## Stated goal
Transcribe every entry below word for word, but skip the pictures.

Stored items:
◆ ◆ ◆ ◆ ◆ ◆ ◆

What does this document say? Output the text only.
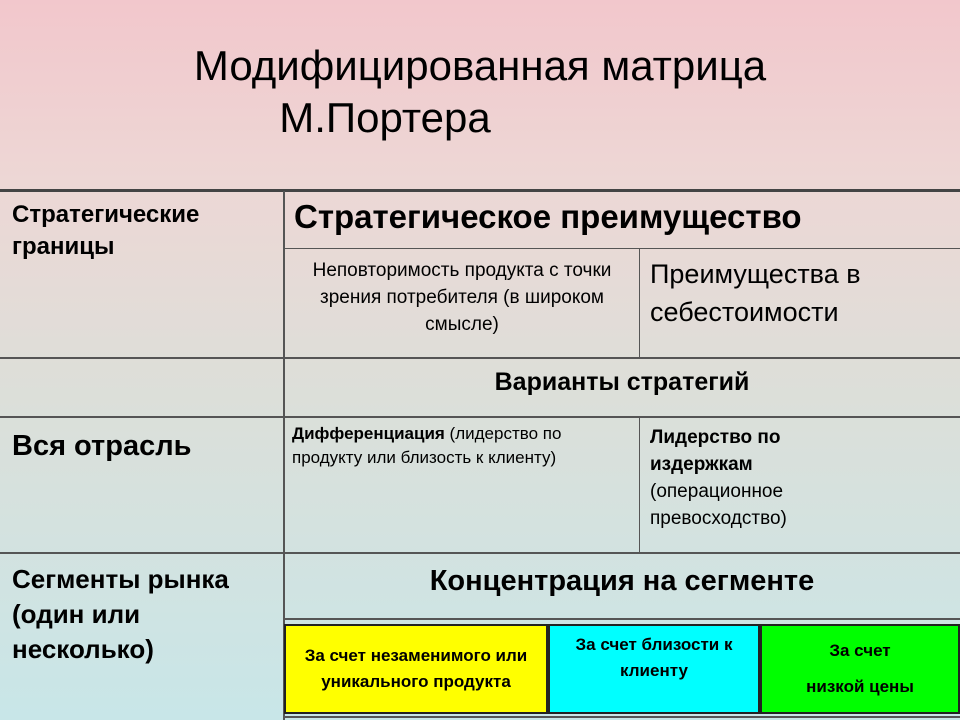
Модифицированная матрица
М.Портера
Стратегические границы
Стратегическое преимущество
Неповторимость продукта с точки зрения потребителя (в широком смысле)
Преимущества в себестоимости
Варианты стратегий
Вся отрасль	Дифференциация (лидерство по продукту или близость к клиенту)
Лидерство по издержкам
(операционное превосходство)
Сегменты рынка (один или несколько)
Концентрация на сегменте
За счет незаменимого или уникального продукта
За счет близости к клиенту
За счет низкой цены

◆ ◆ ◆ ◆ ◆ ◆ ◆

## Worked solution
What does this document say? Output the text only.
Модифицированная матрица
М.Портера
Стратегические границы
Стратегическое преимущество
Неповторимость продукта с точки зрения потребителя (в широком смысле)
Преимущества в себестоимости
Варианты стратегий
Вся отрасль	Дифференциация (лидерство по продукту или близость к клиенту)
Лидерство по издержкам
(операционное превосходство)
Сегменты рынка (один или несколько)
Концентрация на сегменте
За счет незаменимого или уникального продукта
За счет близости к клиенту
За счет низкой цены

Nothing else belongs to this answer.